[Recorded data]
---------------
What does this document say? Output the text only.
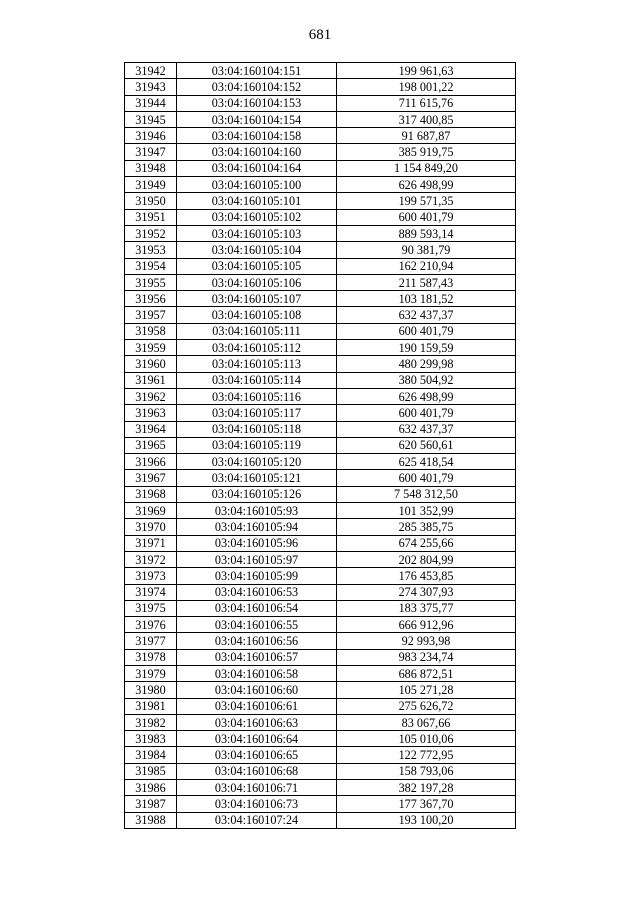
681
31942	03:04:160104:151	199 961,63
31943	03:04:160104:152	198 001,22
31944	03:04:160104:153	711 615,76
31945	03:04:160104:154	317 400,85
31946	03:04:160104:158	91 687,87
31947	03:04:160104:160	385 919,75
31948	03:04:160104:164	1 154 849,20
31949	03:04:160105:100	626 498,99
31950	03:04:160105:101	199 571,35
31951	03:04:160105:102	600 401,79
31952	03:04:160105:103	889 593,14
31953	03:04:160105:104	90 381,79
31954	03:04:160105:105	162 210,94
31955	03:04:160105:106	211 587,43
31956	03:04:160105:107	103 181,52
31957	03:04:160105:108	632 437,37
31958	03:04:160105:111	600 401,79
31959	03:04:160105:112	190 159,59
31960	03:04:160105:113	480 299,98
31961	03:04:160105:114	380 504,92
31962	03:04:160105:116	626 498,99
31963	03:04:160105:117	600 401,79
31964	03:04:160105:118	632 437,37
31965	03:04:160105:119	620 560,61
31966	03:04:160105:120	625 418,54
31967	03:04:160105:121	600 401,79
31968	03:04:160105:126	7 548 312,50
31969	03:04:160105:93	101 352,99
31970	03:04:160105:94	285 385,75
31971	03:04:160105:96	674 255,66
31972	03:04:160105:97	202 804,99
31973	03:04:160105:99	176 453,85
31974	03:04:160106:53	274 307,93
31975	03:04:160106:54	183 375,77
31976	03:04:160106:55	666 912,96
31977	03:04:160106:56	92 993,98
31978	03:04:160106:57	983 234,74
31979	03:04:160106:58	686 872,51
31980	03:04:160106:60	105 271,28
31981	03:04:160106:61	275 626,72
31982	03:04:160106:63	83 067,66
31983	03:04:160106:64	105 010,06
31984	03:04:160106:65	122 772,95
31985	03:04:160106:68	158 793,06
31986	03:04:160106:71	382 197,28
31987	03:04:160106:73	177 367,70
31988	03:04:160107:24	193 100,20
---------------
> _Job_
Give the entries again without a single change, but with no pictures.

> _Result of this exercise_
What does this document say? Output the text only.
681
31942	03:04:160104:151	199 961,63
31943	03:04:160104:152	198 001,22
31944	03:04:160104:153	711 615,76
31945	03:04:160104:154	317 400,85
31946	03:04:160104:158	91 687,87
31947	03:04:160104:160	385 919,75
31948	03:04:160104:164	1 154 849,20
31949	03:04:160105:100	626 498,99
31950	03:04:160105:101	199 571,35
31951	03:04:160105:102	600 401,79
31952	03:04:160105:103	889 593,14
31953	03:04:160105:104	90 381,79
31954	03:04:160105:105	162 210,94
31955	03:04:160105:106	211 587,43
31956	03:04:160105:107	103 181,52
31957	03:04:160105:108	632 437,37
31958	03:04:160105:111	600 401,79
31959	03:04:160105:112	190 159,59
31960	03:04:160105:113	480 299,98
31961	03:04:160105:114	380 504,92
31962	03:04:160105:116	626 498,99
31963	03:04:160105:117	600 401,79
31964	03:04:160105:118	632 437,37
31965	03:04:160105:119	620 560,61
31966	03:04:160105:120	625 418,54
31967	03:04:160105:121	600 401,79
31968	03:04:160105:126	7 548 312,50
31969	03:04:160105:93	101 352,99
31970	03:04:160105:94	285 385,75
31971	03:04:160105:96	674 255,66
31972	03:04:160105:97	202 804,99
31973	03:04:160105:99	176 453,85
31974	03:04:160106:53	274 307,93
31975	03:04:160106:54	183 375,77
31976	03:04:160106:55	666 912,96
31977	03:04:160106:56	92 993,98
31978	03:04:160106:57	983 234,74
31979	03:04:160106:58	686 872,51
31980	03:04:160106:60	105 271,28
31981	03:04:160106:61	275 626,72
31982	03:04:160106:63	83 067,66
31983	03:04:160106:64	105 010,06
31984	03:04:160106:65	122 772,95
31985	03:04:160106:68	158 793,06
31986	03:04:160106:71	382 197,28
31987	03:04:160106:73	177 367,70
31988	03:04:160107:24	193 100,20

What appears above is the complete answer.